:: Record list
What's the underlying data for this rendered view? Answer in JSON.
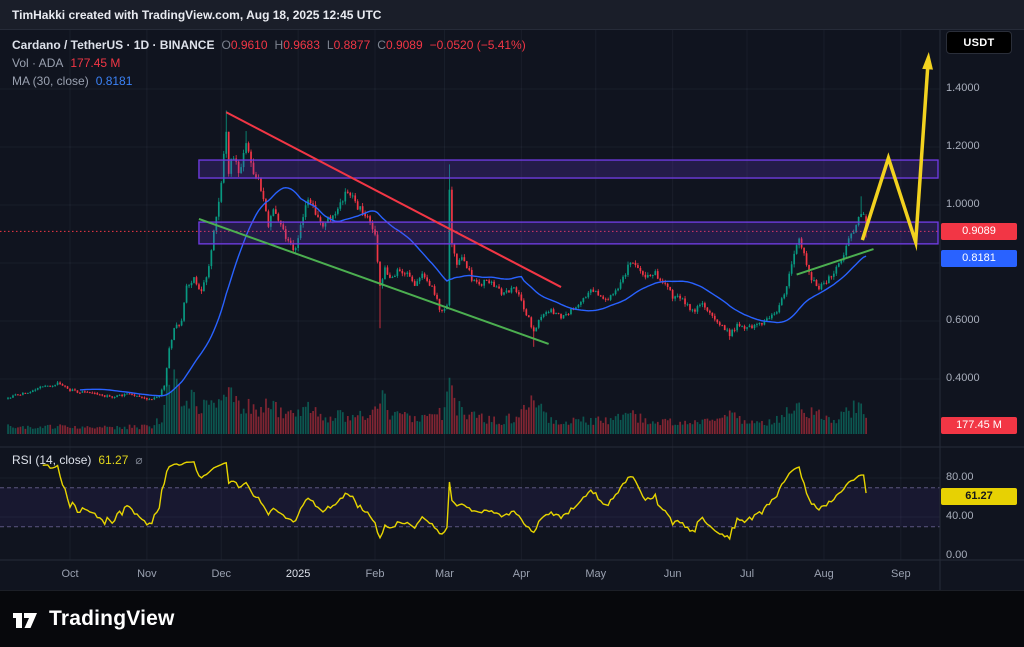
{
  "attribution": "TimHakki created with TradingView.com, Aug 18, 2025 12:45 UTC",
  "symbol_bar": {
    "title": "Cardano / TetherUS · 1D · BINANCE",
    "ohlc": {
      "o_label": "O",
      "o": "0.9610",
      "h_label": "H",
      "h": "0.9683",
      "l_label": "L",
      "l": "0.8877",
      "c_label": "C",
      "c": "0.9089",
      "change": "−0.0520 (−5.41%)"
    },
    "volume_row": {
      "label": "Vol · ADA",
      "value": "177.45 M"
    },
    "ma_row": {
      "label": "MA (30, close)",
      "value": "0.8181"
    }
  },
  "currency_button": "USDT",
  "price_axis": {
    "ticks": [
      {
        "value": 1.4,
        "label": "1.4000"
      },
      {
        "value": 1.2,
        "label": "1.2000"
      },
      {
        "value": 1.0,
        "label": "1.0000"
      },
      {
        "value": 0.6,
        "label": "0.6000"
      },
      {
        "value": 0.4,
        "label": "0.4000"
      }
    ],
    "last_badge": "0.9089",
    "ma_badge": "0.8181",
    "vol_badge": "177.45 M"
  },
  "rsi": {
    "title": "RSI (14, close)",
    "value": "61.27",
    "icon": "⌀",
    "badge": "61.27",
    "ticks": [
      {
        "value": 80,
        "label": "80.00"
      },
      {
        "value": 40,
        "label": "40.00"
      },
      {
        "value": 0,
        "label": "0.00"
      }
    ]
  },
  "time_axis": {
    "labels": [
      {
        "label": "Oct",
        "day": 25,
        "emph": false
      },
      {
        "label": "Nov",
        "day": 56,
        "emph": false
      },
      {
        "label": "Dec",
        "day": 86,
        "emph": false
      },
      {
        "label": "2025",
        "day": 117,
        "emph": true
      },
      {
        "label": "Feb",
        "day": 148,
        "emph": false
      },
      {
        "label": "Mar",
        "day": 176,
        "emph": false
      },
      {
        "label": "Apr",
        "day": 207,
        "emph": false
      },
      {
        "label": "May",
        "day": 237,
        "emph": false
      },
      {
        "label": "Jun",
        "day": 268,
        "emph": false
      },
      {
        "label": "Jul",
        "day": 298,
        "emph": false
      },
      {
        "label": "Aug",
        "day": 329,
        "emph": false
      },
      {
        "label": "Sep",
        "day": 360,
        "emph": false
      }
    ]
  },
  "footer": {
    "brand": "TradingView"
  },
  "chart_data": {
    "type": "candlestick",
    "symbol": "ADAUSDT",
    "exchange": "BINANCE",
    "timeframe": "1D",
    "days": 347,
    "last_candle": {
      "open": 0.961,
      "high": 0.9683,
      "low": 0.8877,
      "close": 0.9089,
      "change": -0.052,
      "change_pct": -5.41
    },
    "indicators": [
      {
        "name": "Volume",
        "value_m": 177.45
      },
      {
        "name": "MA",
        "period": 30,
        "source": "close",
        "value": 0.8181
      },
      {
        "name": "RSI",
        "period": 14,
        "source": "close",
        "value": 61.27,
        "bands": [
          70,
          30
        ]
      }
    ],
    "axis": {
      "grid_prices": [
        1.4,
        1.2,
        1.0,
        0.8,
        0.6,
        0.4
      ],
      "rsi_grid": [
        80,
        40
      ]
    },
    "colors": {
      "up": "#089981",
      "down": "#f23645",
      "ma": "#2962ff",
      "rsi_line": "#e7d500",
      "zone_fill": "rgba(109,59,221,0.22)",
      "zone_border": "#6d3bdd",
      "arrow": "#f2d21f",
      "price_line": "#f23645"
    },
    "close_anchors": [
      [
        0,
        0.335
      ],
      [
        6,
        0.35
      ],
      [
        14,
        0.373
      ],
      [
        20,
        0.385
      ],
      [
        25,
        0.362
      ],
      [
        31,
        0.352
      ],
      [
        37,
        0.345
      ],
      [
        43,
        0.338
      ],
      [
        48,
        0.35
      ],
      [
        53,
        0.336
      ],
      [
        58,
        0.332
      ],
      [
        61,
        0.34
      ],
      [
        63,
        0.38
      ],
      [
        65,
        0.5
      ],
      [
        67,
        0.575
      ],
      [
        70,
        0.6
      ],
      [
        72,
        0.72
      ],
      [
        75,
        0.745
      ],
      [
        78,
        0.7
      ],
      [
        81,
        0.79
      ],
      [
        83,
        0.9
      ],
      [
        85,
        1.02
      ],
      [
        86,
        1.09
      ],
      [
        88,
        1.25
      ],
      [
        89,
        1.12
      ],
      [
        91,
        1.17
      ],
      [
        93,
        1.1
      ],
      [
        96,
        1.21
      ],
      [
        99,
        1.12
      ],
      [
        102,
        1.06
      ],
      [
        105,
        0.935
      ],
      [
        107,
        0.985
      ],
      [
        110,
        0.93
      ],
      [
        113,
        0.87
      ],
      [
        116,
        0.845
      ],
      [
        118,
        0.925
      ],
      [
        121,
        1.03
      ],
      [
        124,
        0.975
      ],
      [
        127,
        0.93
      ],
      [
        131,
        0.965
      ],
      [
        134,
        1.0
      ],
      [
        137,
        1.055
      ],
      [
        140,
        1.005
      ],
      [
        143,
        0.975
      ],
      [
        146,
        0.945
      ],
      [
        148,
        0.9
      ],
      [
        150,
        0.715
      ],
      [
        152,
        0.775
      ],
      [
        155,
        0.745
      ],
      [
        158,
        0.78
      ],
      [
        161,
        0.76
      ],
      [
        164,
        0.725
      ],
      [
        167,
        0.77
      ],
      [
        170,
        0.73
      ],
      [
        172,
        0.695
      ],
      [
        174,
        0.645
      ],
      [
        176,
        0.635
      ],
      [
        177,
        0.66
      ],
      [
        178,
        1.05
      ],
      [
        179,
        0.865
      ],
      [
        181,
        0.8
      ],
      [
        184,
        0.815
      ],
      [
        187,
        0.745
      ],
      [
        190,
        0.72
      ],
      [
        193,
        0.745
      ],
      [
        197,
        0.715
      ],
      [
        200,
        0.69
      ],
      [
        204,
        0.725
      ],
      [
        207,
        0.665
      ],
      [
        209,
        0.625
      ],
      [
        212,
        0.565
      ],
      [
        215,
        0.615
      ],
      [
        219,
        0.635
      ],
      [
        223,
        0.615
      ],
      [
        227,
        0.635
      ],
      [
        231,
        0.665
      ],
      [
        235,
        0.71
      ],
      [
        238,
        0.695
      ],
      [
        242,
        0.675
      ],
      [
        246,
        0.705
      ],
      [
        250,
        0.785
      ],
      [
        252,
        0.8
      ],
      [
        254,
        0.79
      ],
      [
        257,
        0.745
      ],
      [
        261,
        0.765
      ],
      [
        265,
        0.725
      ],
      [
        268,
        0.685
      ],
      [
        272,
        0.675
      ],
      [
        276,
        0.635
      ],
      [
        280,
        0.655
      ],
      [
        284,
        0.615
      ],
      [
        288,
        0.585
      ],
      [
        291,
        0.555
      ],
      [
        294,
        0.585
      ],
      [
        298,
        0.575
      ],
      [
        302,
        0.585
      ],
      [
        306,
        0.605
      ],
      [
        310,
        0.635
      ],
      [
        313,
        0.7
      ],
      [
        315,
        0.755
      ],
      [
        317,
        0.825
      ],
      [
        319,
        0.89
      ],
      [
        321,
        0.825
      ],
      [
        324,
        0.745
      ],
      [
        327,
        0.715
      ],
      [
        330,
        0.735
      ],
      [
        333,
        0.765
      ],
      [
        336,
        0.805
      ],
      [
        339,
        0.875
      ],
      [
        342,
        0.935
      ],
      [
        344,
        0.975
      ],
      [
        345,
        0.961
      ],
      [
        346,
        0.9089
      ]
    ],
    "wick_overrides": [
      [
        88,
        "h",
        1.326
      ],
      [
        96,
        "h",
        1.255
      ],
      [
        150,
        "l",
        0.575
      ],
      [
        178,
        "h",
        1.14
      ],
      [
        212,
        "l",
        0.511
      ],
      [
        291,
        "l",
        0.535
      ],
      [
        344,
        "h",
        1.03
      ]
    ],
    "volume_anchors_m": [
      [
        0,
        90
      ],
      [
        20,
        80
      ],
      [
        40,
        70
      ],
      [
        58,
        85
      ],
      [
        62,
        180
      ],
      [
        64,
        520
      ],
      [
        66,
        620
      ],
      [
        68,
        480
      ],
      [
        72,
        400
      ],
      [
        76,
        340
      ],
      [
        80,
        300
      ],
      [
        84,
        380
      ],
      [
        88,
        560
      ],
      [
        92,
        330
      ],
      [
        96,
        300
      ],
      [
        100,
        260
      ],
      [
        105,
        400
      ],
      [
        110,
        240
      ],
      [
        116,
        200
      ],
      [
        121,
        280
      ],
      [
        127,
        190
      ],
      [
        134,
        200
      ],
      [
        140,
        210
      ],
      [
        146,
        180
      ],
      [
        150,
        480
      ],
      [
        154,
        240
      ],
      [
        160,
        190
      ],
      [
        166,
        170
      ],
      [
        172,
        200
      ],
      [
        176,
        230
      ],
      [
        178,
        520
      ],
      [
        181,
        300
      ],
      [
        186,
        200
      ],
      [
        192,
        160
      ],
      [
        200,
        150
      ],
      [
        206,
        200
      ],
      [
        212,
        340
      ],
      [
        218,
        170
      ],
      [
        226,
        140
      ],
      [
        234,
        150
      ],
      [
        242,
        140
      ],
      [
        250,
        210
      ],
      [
        258,
        160
      ],
      [
        266,
        140
      ],
      [
        274,
        130
      ],
      [
        282,
        140
      ],
      [
        291,
        230
      ],
      [
        298,
        120
      ],
      [
        306,
        130
      ],
      [
        313,
        200
      ],
      [
        317,
        290
      ],
      [
        321,
        230
      ],
      [
        327,
        210
      ],
      [
        333,
        170
      ],
      [
        339,
        240
      ],
      [
        343,
        330
      ],
      [
        346,
        177.45
      ]
    ],
    "zones": [
      {
        "name": "upper-resistance-zone",
        "from_day": 77,
        "to_day": 375,
        "price_low": 1.093,
        "price_high": 1.155
      },
      {
        "name": "lower-support-zone",
        "from_day": 77,
        "to_day": 375,
        "price_low": 0.866,
        "price_high": 0.941
      }
    ],
    "trendlines": [
      {
        "name": "descending-resistance-trendline",
        "color": "#f23645",
        "from_day": 88,
        "from_price": 1.32,
        "to_day": 223,
        "to_price": 0.717,
        "width": 2
      },
      {
        "name": "descending-support-trendline",
        "color": "#4caf50",
        "from_day": 77,
        "from_price": 0.952,
        "to_day": 218,
        "to_price": 0.521,
        "width": 2
      },
      {
        "name": "august-support-trendline",
        "color": "#4caf50",
        "from_day": 318,
        "from_price": 0.76,
        "to_day": 349,
        "to_price": 0.848,
        "width": 2
      }
    ],
    "projection_arrow": {
      "points": [
        [
          344.5,
          0.879
        ],
        [
          355,
          1.162
        ],
        [
          366,
          0.872
        ],
        [
          371,
          1.493
        ]
      ],
      "width": 3.5
    }
  }
}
::::
Show each line of the listing that holds the string "title".

Reply to the task:
    "title": "Cardano / TetherUS · 1D · BINANCE",
    "title": "RSI (14, close)",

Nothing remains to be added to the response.